--- start of Provided information ---

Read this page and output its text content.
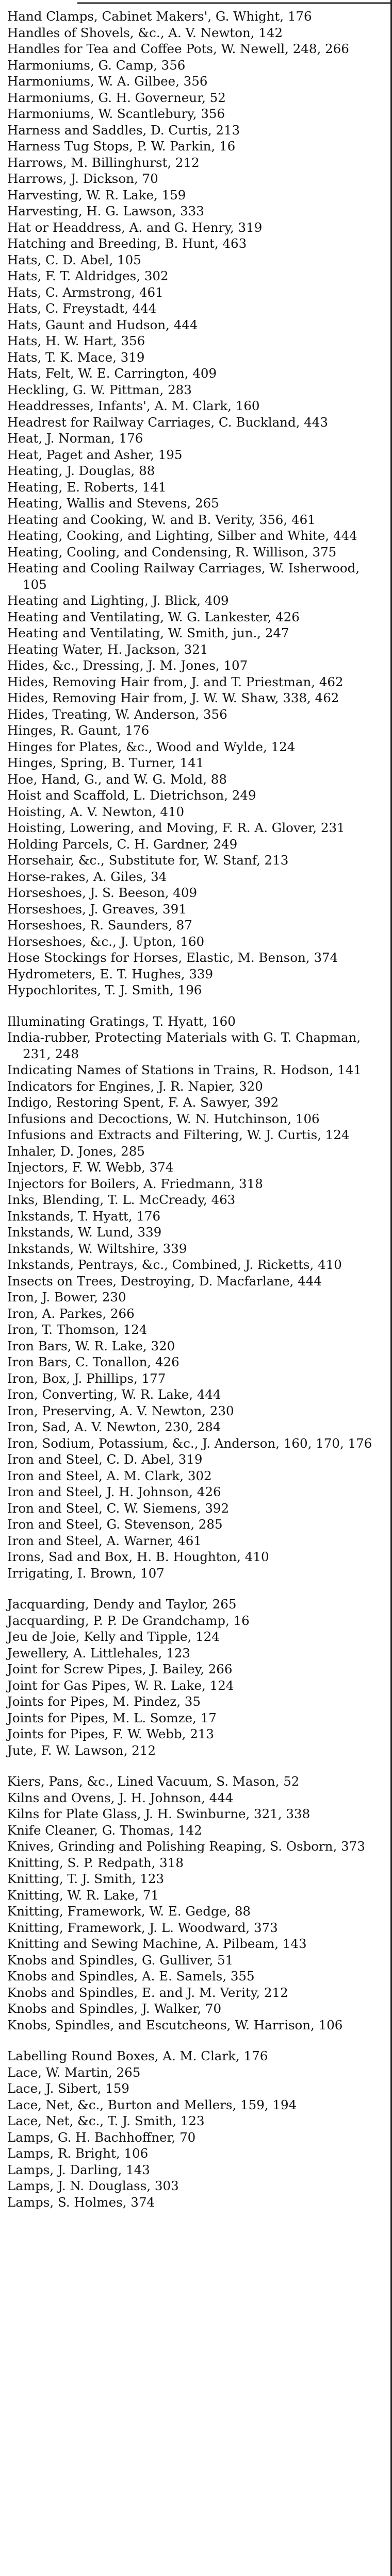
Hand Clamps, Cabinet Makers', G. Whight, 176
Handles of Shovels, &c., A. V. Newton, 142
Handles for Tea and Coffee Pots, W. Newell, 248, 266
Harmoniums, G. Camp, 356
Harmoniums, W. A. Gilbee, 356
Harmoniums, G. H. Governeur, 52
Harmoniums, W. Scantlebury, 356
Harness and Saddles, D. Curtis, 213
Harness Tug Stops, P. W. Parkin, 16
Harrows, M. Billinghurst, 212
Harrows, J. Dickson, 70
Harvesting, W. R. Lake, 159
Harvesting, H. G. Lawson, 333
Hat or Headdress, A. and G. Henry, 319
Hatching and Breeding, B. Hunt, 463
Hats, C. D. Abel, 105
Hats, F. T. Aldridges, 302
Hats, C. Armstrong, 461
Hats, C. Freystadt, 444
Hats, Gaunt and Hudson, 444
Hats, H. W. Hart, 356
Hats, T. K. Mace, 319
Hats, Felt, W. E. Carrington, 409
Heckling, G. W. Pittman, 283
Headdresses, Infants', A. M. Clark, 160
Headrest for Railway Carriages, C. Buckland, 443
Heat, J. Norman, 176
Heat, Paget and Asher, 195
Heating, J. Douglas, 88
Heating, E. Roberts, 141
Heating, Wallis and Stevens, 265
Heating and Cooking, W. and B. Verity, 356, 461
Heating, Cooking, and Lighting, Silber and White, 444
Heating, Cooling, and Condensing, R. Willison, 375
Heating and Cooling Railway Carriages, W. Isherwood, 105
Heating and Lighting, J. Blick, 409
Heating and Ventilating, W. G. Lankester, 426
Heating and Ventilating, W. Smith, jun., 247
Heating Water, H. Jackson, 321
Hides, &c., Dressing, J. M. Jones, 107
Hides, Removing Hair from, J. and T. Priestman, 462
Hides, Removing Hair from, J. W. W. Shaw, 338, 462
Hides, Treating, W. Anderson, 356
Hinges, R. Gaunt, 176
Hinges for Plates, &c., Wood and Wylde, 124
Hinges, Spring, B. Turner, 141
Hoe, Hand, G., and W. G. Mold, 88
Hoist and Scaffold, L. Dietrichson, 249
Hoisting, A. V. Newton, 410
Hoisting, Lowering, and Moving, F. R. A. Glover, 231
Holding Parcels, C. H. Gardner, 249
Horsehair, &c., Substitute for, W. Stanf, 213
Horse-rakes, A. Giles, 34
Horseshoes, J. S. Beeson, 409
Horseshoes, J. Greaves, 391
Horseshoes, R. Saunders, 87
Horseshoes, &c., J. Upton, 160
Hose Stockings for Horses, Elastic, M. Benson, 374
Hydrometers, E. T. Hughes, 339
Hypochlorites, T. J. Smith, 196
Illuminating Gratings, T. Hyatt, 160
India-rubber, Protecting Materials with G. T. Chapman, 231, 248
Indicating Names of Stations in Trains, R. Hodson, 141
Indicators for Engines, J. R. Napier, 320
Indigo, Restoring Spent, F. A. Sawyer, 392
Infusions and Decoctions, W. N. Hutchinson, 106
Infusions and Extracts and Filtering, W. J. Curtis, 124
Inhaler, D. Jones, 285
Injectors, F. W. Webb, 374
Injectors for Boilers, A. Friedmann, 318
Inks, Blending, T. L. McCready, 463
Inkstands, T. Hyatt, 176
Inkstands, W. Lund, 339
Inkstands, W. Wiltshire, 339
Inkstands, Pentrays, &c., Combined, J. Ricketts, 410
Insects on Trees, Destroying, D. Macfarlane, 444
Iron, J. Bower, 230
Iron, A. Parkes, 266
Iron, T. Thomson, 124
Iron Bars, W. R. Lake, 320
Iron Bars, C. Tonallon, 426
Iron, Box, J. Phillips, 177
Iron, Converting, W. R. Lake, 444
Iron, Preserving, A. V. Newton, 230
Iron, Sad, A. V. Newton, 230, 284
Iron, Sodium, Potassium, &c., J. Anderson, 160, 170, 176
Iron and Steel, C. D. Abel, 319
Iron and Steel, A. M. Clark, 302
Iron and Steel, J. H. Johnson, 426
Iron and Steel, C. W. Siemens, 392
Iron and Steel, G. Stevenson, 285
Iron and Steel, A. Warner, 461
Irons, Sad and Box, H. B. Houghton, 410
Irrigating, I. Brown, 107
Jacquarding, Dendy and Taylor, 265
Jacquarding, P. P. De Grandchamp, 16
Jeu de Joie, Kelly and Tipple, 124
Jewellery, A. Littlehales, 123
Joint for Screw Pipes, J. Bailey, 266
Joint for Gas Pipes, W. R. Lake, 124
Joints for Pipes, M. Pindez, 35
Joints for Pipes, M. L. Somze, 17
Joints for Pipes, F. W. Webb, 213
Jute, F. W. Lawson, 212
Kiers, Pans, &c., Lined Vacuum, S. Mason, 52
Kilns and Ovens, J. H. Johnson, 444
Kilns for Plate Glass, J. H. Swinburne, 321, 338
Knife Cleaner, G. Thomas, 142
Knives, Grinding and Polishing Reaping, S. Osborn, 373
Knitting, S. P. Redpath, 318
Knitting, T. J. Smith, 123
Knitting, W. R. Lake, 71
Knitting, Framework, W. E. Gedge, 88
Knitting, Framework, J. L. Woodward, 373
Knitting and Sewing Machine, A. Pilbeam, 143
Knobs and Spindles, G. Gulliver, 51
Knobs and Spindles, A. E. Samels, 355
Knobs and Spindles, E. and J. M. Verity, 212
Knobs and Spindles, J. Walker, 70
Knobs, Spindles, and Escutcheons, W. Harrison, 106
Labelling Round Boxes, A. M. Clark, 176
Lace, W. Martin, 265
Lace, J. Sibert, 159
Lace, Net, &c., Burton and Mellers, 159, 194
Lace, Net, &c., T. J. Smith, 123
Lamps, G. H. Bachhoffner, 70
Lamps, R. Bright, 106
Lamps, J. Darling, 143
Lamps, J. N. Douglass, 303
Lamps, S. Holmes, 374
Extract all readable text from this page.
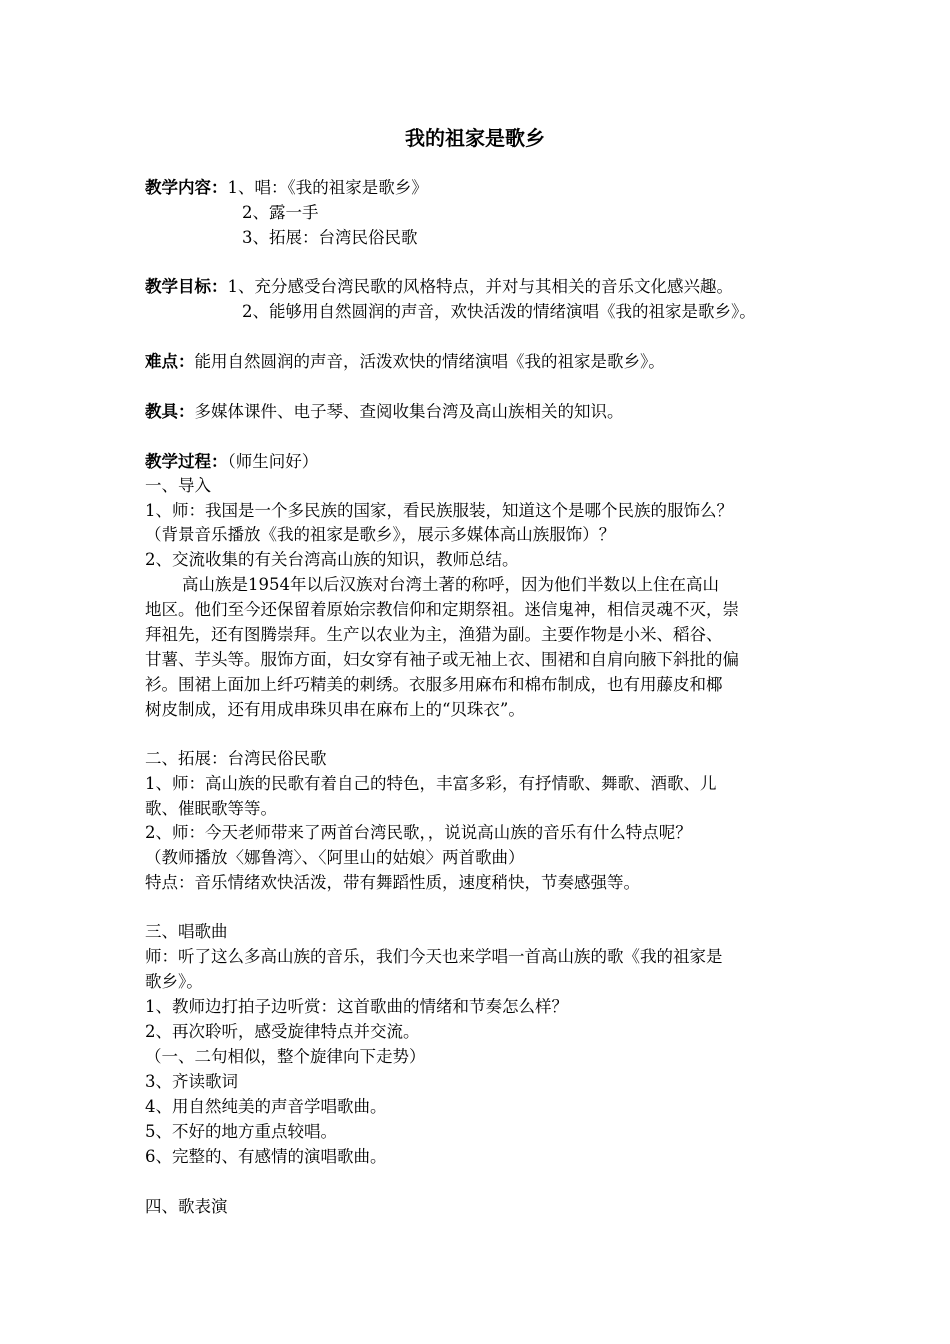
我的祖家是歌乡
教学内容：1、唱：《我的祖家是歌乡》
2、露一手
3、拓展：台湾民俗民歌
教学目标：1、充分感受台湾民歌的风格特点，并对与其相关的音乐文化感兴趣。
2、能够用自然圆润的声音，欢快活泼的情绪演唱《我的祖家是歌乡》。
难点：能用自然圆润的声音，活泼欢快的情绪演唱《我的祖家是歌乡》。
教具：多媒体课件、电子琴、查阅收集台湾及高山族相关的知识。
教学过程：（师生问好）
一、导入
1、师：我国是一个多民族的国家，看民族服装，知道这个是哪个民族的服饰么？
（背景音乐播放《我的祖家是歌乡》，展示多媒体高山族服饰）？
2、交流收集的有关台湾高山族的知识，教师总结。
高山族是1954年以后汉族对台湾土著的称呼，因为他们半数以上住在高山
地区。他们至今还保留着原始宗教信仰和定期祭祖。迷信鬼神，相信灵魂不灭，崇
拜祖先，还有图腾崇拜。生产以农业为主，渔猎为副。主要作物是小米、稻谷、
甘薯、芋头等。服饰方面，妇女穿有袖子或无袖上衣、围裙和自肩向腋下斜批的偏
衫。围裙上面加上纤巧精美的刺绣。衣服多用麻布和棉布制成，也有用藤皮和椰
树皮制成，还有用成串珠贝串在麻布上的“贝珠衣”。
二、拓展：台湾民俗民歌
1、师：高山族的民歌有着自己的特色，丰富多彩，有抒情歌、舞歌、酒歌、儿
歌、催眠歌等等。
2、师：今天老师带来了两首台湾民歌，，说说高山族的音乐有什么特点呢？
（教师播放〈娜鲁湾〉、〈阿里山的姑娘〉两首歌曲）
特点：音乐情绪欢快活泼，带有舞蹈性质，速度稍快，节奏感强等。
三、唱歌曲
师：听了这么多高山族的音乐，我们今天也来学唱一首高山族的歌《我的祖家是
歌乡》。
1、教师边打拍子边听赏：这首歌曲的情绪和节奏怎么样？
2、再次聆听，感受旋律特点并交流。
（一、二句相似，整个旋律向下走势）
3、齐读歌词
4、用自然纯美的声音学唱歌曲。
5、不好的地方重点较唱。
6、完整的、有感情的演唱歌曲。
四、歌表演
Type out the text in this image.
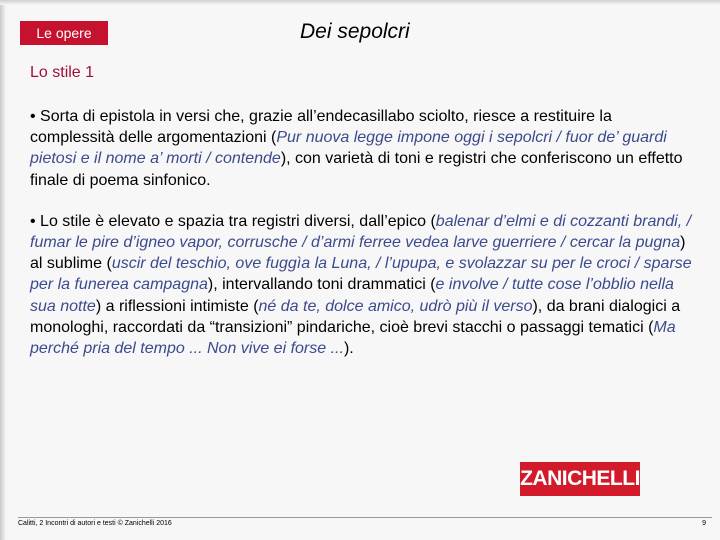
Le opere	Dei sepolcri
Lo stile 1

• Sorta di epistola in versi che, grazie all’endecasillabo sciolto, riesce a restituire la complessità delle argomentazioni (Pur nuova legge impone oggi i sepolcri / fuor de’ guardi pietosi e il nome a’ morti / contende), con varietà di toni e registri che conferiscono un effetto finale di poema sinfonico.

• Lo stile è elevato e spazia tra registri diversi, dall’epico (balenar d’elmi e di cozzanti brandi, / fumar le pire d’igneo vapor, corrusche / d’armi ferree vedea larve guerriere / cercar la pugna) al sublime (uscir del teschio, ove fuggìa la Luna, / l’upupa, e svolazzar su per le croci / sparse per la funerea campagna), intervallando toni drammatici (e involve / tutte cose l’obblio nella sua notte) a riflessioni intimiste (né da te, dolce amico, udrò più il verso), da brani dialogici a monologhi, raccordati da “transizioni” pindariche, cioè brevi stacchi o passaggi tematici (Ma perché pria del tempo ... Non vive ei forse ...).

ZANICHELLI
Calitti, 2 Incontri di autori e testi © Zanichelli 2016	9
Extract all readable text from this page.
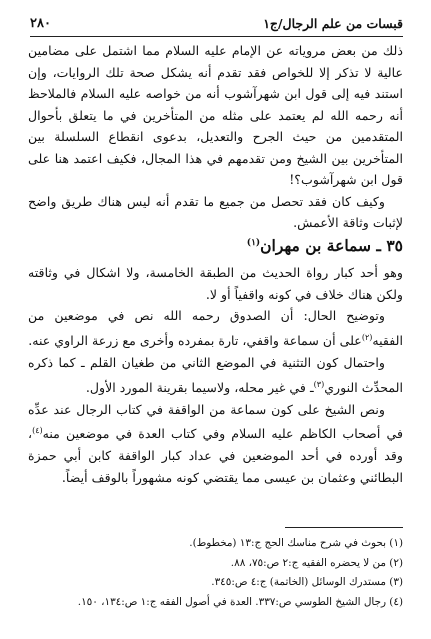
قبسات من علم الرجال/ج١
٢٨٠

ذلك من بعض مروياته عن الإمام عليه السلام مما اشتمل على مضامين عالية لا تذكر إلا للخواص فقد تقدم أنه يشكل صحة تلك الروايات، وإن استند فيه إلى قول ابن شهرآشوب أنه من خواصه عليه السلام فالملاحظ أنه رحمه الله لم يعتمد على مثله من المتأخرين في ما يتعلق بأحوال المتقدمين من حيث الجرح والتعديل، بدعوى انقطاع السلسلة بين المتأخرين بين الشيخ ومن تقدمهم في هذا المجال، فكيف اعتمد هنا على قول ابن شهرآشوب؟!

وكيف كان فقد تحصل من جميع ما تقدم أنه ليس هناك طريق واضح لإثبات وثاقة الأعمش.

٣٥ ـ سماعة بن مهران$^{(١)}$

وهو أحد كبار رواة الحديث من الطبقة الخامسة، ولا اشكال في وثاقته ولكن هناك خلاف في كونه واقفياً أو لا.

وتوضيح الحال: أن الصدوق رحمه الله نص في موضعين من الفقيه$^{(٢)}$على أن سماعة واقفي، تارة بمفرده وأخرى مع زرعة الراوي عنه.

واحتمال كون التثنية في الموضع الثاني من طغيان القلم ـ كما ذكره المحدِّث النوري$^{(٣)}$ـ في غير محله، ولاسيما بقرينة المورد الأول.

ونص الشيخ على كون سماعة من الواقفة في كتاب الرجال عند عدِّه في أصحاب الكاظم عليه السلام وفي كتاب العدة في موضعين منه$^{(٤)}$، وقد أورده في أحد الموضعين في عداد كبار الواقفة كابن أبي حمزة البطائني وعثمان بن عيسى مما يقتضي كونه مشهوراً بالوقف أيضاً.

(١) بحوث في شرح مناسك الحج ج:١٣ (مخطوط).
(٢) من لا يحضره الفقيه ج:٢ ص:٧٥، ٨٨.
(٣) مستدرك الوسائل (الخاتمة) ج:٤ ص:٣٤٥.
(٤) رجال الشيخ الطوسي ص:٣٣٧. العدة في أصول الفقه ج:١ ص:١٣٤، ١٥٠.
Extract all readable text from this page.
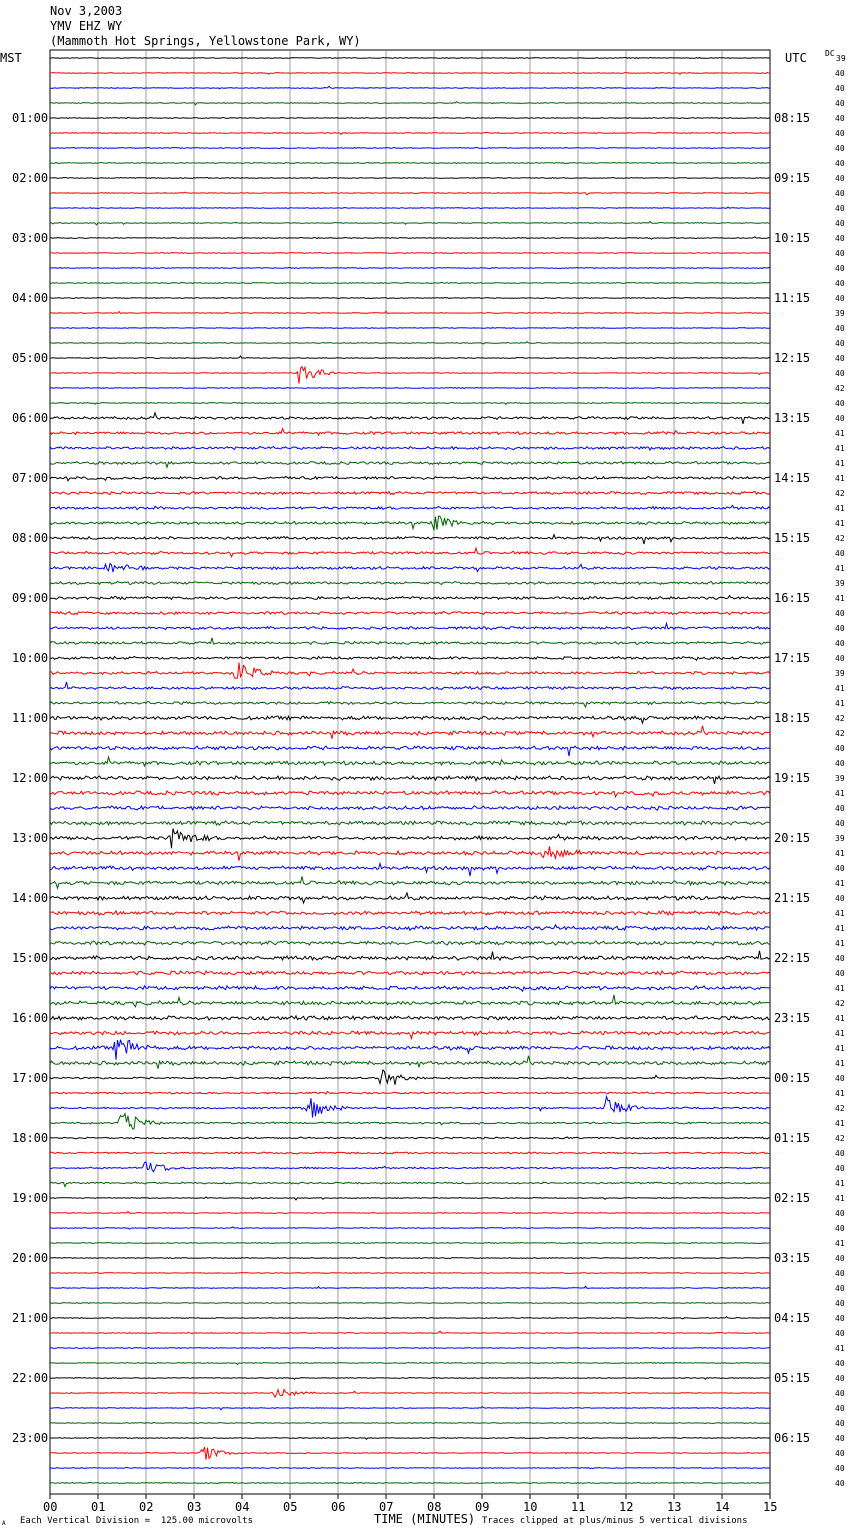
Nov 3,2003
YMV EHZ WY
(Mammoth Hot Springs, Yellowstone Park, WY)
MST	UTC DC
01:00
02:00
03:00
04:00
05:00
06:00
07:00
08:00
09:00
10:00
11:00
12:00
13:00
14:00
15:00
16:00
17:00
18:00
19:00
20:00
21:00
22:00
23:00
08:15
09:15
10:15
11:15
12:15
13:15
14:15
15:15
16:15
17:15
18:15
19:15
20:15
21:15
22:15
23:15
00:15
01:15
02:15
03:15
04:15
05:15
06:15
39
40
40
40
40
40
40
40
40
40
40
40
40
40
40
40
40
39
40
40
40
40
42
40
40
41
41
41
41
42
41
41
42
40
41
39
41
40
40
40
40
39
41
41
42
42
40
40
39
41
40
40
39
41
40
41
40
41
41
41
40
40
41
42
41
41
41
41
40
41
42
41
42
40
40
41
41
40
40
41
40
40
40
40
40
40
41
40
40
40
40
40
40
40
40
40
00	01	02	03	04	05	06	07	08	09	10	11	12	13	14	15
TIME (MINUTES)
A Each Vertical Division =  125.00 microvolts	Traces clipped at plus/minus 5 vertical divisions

--- end of Provided information ---

• **Required work**: Working from the entries above, return all lines that contain "Lawson".

• **Solution for this problem**:
Harvesting, H. G. Lawson, 333
Jute, F. W. Lawson, 212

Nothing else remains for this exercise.